■ Material ■

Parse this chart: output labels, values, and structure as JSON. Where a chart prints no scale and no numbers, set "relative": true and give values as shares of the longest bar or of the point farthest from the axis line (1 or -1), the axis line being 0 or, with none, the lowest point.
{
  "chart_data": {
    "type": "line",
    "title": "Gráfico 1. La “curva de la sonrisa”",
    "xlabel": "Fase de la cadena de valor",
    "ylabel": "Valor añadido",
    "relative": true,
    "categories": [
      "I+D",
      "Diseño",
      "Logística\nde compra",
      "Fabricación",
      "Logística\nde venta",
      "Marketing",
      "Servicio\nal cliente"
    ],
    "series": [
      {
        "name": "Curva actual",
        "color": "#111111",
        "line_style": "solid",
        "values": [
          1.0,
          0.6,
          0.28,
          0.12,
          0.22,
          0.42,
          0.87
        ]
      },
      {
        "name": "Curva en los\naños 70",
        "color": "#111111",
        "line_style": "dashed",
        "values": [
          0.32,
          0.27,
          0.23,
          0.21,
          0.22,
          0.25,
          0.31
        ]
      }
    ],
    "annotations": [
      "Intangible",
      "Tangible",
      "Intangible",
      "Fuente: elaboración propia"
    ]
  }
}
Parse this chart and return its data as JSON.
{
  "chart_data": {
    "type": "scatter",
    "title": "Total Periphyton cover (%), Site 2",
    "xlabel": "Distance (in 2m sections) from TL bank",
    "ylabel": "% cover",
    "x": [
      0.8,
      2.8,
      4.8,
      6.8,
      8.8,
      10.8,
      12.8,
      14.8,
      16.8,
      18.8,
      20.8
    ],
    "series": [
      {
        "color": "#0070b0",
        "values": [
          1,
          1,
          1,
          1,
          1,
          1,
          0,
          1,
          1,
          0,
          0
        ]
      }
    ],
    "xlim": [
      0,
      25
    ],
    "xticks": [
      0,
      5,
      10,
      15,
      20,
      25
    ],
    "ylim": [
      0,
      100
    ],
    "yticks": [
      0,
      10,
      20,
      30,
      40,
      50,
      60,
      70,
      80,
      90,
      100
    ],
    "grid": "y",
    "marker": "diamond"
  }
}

■ What to do ■
Nothing should be left out: return all of the records exactly.

■ Exercise result ■
Parse this chart: output labels, values, and structure as JSON. Where a chart prints no scale and no numbers, set "relative": true and give values as shares of the longest bar or of the point farthest from the axis line (1 or -1), the axis line being 0 or, with none, the lowest point.
{
  "chart_data": {
    "type": "line",
    "title": "Gráfico 1. La “curva de la sonrisa”",
    "xlabel": "Fase de la cadena de valor",
    "ylabel": "Valor añadido",
    "relative": true,
    "categories": [
      "I+D",
      "Diseño",
      "Logística\nde compra",
      "Fabricación",
      "Logística\nde venta",
      "Marketing",
      "Servicio\nal cliente"
    ],
    "series": [
      {
        "name": "Curva actual",
        "color": "#111111",
        "line_style": "solid",
        "values": [
          1.0,
          0.6,
          0.28,
          0.12,
          0.22,
          0.42,
          0.87
        ]
      },
      {
        "name": "Curva en los\naños 70",
        "color": "#111111",
        "line_style": "dashed",
        "values": [
          0.32,
          0.27,
          0.23,
          0.21,
          0.22,
          0.25,
          0.31
        ]
      }
    ],
    "annotations": [
      "Intangible",
      "Tangible",
      "Intangible",
      "Fuente: elaboración propia"
    ]
  }
}
Parse this chart and return its data as JSON.
{
  "chart_data": {
    "type": "scatter",
    "title": "Total Periphyton cover (%), Site 2",
    "xlabel": "Distance (in 2m sections) from TL bank",
    "ylabel": "% cover",
    "x": [
      0.8,
      2.8,
      4.8,
      6.8,
      8.8,
      10.8,
      12.8,
      14.8,
      16.8,
      18.8,
      20.8
    ],
    "series": [
      {
        "color": "#0070b0",
        "values": [
          1,
          1,
          1,
          1,
          1,
          1,
          0,
          1,
          1,
          0,
          0
        ]
      }
    ],
    "xlim": [
      0,
      25
    ],
    "xticks": [
      0,
      5,
      10,
      15,
      20,
      25
    ],
    "ylim": [
      0,
      100
    ],
    "yticks": [
      0,
      10,
      20,
      30,
      40,
      50,
      60,
      70,
      80,
      90,
      100
    ],
    "grid": "y",
    "marker": "diamond"
  }
}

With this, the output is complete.